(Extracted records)
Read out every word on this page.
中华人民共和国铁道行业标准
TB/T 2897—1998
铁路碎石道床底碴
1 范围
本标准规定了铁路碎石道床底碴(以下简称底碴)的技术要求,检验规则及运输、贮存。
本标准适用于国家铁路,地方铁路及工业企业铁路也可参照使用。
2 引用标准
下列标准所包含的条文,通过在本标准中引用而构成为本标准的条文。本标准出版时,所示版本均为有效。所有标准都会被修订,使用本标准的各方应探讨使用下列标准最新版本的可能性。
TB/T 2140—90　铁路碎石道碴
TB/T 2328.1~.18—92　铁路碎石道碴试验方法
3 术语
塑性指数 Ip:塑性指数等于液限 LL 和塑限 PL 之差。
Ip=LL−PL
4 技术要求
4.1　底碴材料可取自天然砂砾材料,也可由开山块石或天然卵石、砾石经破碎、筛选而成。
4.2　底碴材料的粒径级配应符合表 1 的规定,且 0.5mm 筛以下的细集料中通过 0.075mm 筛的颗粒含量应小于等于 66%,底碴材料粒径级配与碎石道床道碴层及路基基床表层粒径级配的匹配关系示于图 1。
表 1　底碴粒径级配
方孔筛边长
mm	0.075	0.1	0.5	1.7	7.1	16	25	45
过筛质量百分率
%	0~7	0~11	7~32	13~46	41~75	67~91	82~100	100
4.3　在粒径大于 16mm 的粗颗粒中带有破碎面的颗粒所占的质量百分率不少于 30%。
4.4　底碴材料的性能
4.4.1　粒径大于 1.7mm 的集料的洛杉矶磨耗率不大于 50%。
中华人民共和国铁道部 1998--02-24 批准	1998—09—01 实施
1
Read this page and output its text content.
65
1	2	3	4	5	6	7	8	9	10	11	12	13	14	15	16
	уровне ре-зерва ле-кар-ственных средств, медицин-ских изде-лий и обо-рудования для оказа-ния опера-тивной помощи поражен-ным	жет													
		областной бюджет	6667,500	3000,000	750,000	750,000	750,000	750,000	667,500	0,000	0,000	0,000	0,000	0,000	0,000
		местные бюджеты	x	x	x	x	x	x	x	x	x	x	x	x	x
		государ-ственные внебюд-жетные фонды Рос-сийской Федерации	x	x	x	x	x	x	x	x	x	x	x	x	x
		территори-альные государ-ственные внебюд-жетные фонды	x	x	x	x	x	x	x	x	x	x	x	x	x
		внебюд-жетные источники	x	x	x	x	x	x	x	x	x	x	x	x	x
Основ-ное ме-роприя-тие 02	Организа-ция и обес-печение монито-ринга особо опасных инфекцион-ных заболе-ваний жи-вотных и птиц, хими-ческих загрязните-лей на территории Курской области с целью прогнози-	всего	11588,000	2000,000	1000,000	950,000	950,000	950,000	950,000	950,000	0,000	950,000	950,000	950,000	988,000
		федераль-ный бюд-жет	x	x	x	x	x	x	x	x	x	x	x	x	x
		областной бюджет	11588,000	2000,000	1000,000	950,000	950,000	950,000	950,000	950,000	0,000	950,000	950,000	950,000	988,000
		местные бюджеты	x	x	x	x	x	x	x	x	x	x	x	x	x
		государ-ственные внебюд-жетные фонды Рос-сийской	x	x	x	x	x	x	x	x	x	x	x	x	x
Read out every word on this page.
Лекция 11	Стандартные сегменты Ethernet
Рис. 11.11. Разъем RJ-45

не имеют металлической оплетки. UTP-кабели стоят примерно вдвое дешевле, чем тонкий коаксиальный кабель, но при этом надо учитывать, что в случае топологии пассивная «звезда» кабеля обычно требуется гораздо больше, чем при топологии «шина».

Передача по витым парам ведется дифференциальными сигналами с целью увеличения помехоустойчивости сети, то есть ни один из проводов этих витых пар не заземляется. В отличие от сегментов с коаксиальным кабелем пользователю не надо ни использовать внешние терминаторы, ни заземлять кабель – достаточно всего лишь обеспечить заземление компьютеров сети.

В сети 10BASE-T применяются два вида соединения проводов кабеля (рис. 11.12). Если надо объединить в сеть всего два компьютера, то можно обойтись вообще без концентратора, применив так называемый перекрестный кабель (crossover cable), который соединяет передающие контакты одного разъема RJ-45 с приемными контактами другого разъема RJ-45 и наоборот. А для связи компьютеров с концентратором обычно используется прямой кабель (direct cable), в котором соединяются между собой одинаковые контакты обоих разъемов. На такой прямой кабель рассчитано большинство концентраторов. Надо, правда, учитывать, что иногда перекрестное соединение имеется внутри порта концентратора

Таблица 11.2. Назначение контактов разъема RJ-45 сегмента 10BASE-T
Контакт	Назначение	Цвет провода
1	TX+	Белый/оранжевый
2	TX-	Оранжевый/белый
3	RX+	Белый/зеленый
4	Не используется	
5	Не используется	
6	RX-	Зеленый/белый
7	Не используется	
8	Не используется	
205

The problem >> Each record above should be repeated exactly as it appears.

Written solution >>
Read out every word on this page.
中华人民共和国铁道行业标准
TB/T 2897—1998
铁路碎石道床底碴
1 范围
本标准规定了铁路碎石道床底碴(以下简称底碴)的技术要求,检验规则及运输、贮存。
本标准适用于国家铁路,地方铁路及工业企业铁路也可参照使用。
2 引用标准
下列标准所包含的条文,通过在本标准中引用而构成为本标准的条文。本标准出版时,所示版本均为有效。所有标准都会被修订,使用本标准的各方应探讨使用下列标准最新版本的可能性。
TB/T 2140—90　铁路碎石道碴
TB/T 2328.1~.18—92　铁路碎石道碴试验方法
3 术语
塑性指数 Ip:塑性指数等于液限 LL 和塑限 PL 之差。
Ip=LL−PL
4 技术要求
4.1　底碴材料可取自天然砂砾材料,也可由开山块石或天然卵石、砾石经破碎、筛选而成。
4.2　底碴材料的粒径级配应符合表 1 的规定,且 0.5mm 筛以下的细集料中通过 0.075mm 筛的颗粒含量应小于等于 66%,底碴材料粒径级配与碎石道床道碴层及路基基床表层粒径级配的匹配关系示于图 1。
表 1　底碴粒径级配
方孔筛边长
mm	0.075	0.1	0.5	1.7	7.1	16	25	45
过筛质量百分率
%	0~7	0~11	7~32	13~46	41~75	67~91	82~100	100
4.3　在粒径大于 16mm 的粗颗粒中带有破碎面的颗粒所占的质量百分率不少于 30%。
4.4　底碴材料的性能
4.4.1　粒径大于 1.7mm 的集料的洛杉矶磨耗率不大于 50%。
中华人民共和国铁道部 1998--02-24 批准	1998—09—01 实施
1
Read this page and output its text content.
65
1	2	3	4	5	6	7	8	9	10	11	12	13	14	15	16
	уровне ре-зерва ле-кар-ственных средств, медицин-ских изде-лий и обо-рудования для оказа-ния опера-тивной помощи поражен-ным	жет													
		областной бюджет	6667,500	3000,000	750,000	750,000	750,000	750,000	667,500	0,000	0,000	0,000	0,000	0,000	0,000
		местные бюджеты	x	x	x	x	x	x	x	x	x	x	x	x	x
		государ-ственные внебюд-жетные фонды Рос-сийской Федерации	x	x	x	x	x	x	x	x	x	x	x	x	x
		территори-альные государ-ственные внебюд-жетные фонды	x	x	x	x	x	x	x	x	x	x	x	x	x
		внебюд-жетные источники	x	x	x	x	x	x	x	x	x	x	x	x	x
Основ-ное ме-роприя-тие 02	Организа-ция и обес-печение монито-ринга особо опасных инфекцион-ных заболе-ваний жи-вотных и птиц, хими-ческих загрязните-лей на территории Курской области с целью прогнози-	всего	11588,000	2000,000	1000,000	950,000	950,000	950,000	950,000	950,000	0,000	950,000	950,000	950,000	988,000
		федераль-ный бюд-жет	x	x	x	x	x	x	x	x	x	x	x	x	x
		областной бюджет	11588,000	2000,000	1000,000	950,000	950,000	950,000	950,000	950,000	0,000	950,000	950,000	950,000	988,000
		местные бюджеты	x	x	x	x	x	x	x	x	x	x	x	x	x
		государ-ственные внебюд-жетные фонды Рос-сийской	x	x	x	x	x	x	x	x	x	x	x	x	x
Read out every word on this page.
Лекция 11	Стандартные сегменты Ethernet
Рис. 11.11. Разъем RJ-45

не имеют металлической оплетки. UTP-кабели стоят примерно вдвое дешевле, чем тонкий коаксиальный кабель, но при этом надо учитывать, что в случае топологии пассивная «звезда» кабеля обычно требуется гораздо больше, чем при топологии «шина».

Передача по витым парам ведется дифференциальными сигналами с целью увеличения помехоустойчивости сети, то есть ни один из проводов этих витых пар не заземляется. В отличие от сегментов с коаксиальным кабелем пользователю не надо ни использовать внешние терминаторы, ни заземлять кабель – достаточно всего лишь обеспечить заземление компьютеров сети.

В сети 10BASE-T применяются два вида соединения проводов кабеля (рис. 11.12). Если надо объединить в сеть всего два компьютера, то можно обойтись вообще без концентратора, применив так называемый перекрестный кабель (crossover cable), который соединяет передающие контакты одного разъема RJ-45 с приемными контактами другого разъема RJ-45 и наоборот. А для связи компьютеров с концентратором обычно используется прямой кабель (direct cable), в котором соединяются между собой одинаковые контакты обоих разъемов. На такой прямой кабель рассчитано большинство концентраторов. Надо, правда, учитывать, что иногда перекрестное соединение имеется внутри порта концентратора

Таблица 11.2. Назначение контактов разъема RJ-45 сегмента 10BASE-T
Контакт	Назначение	Цвет провода
1	TX+	Белый/оранжевый
2	TX-	Оранжевый/белый
3	RX+	Белый/зеленый
4	Не используется	
5	Не используется	
6	RX-	Зеленый/белый
7	Не используется	
8	Не используется	
205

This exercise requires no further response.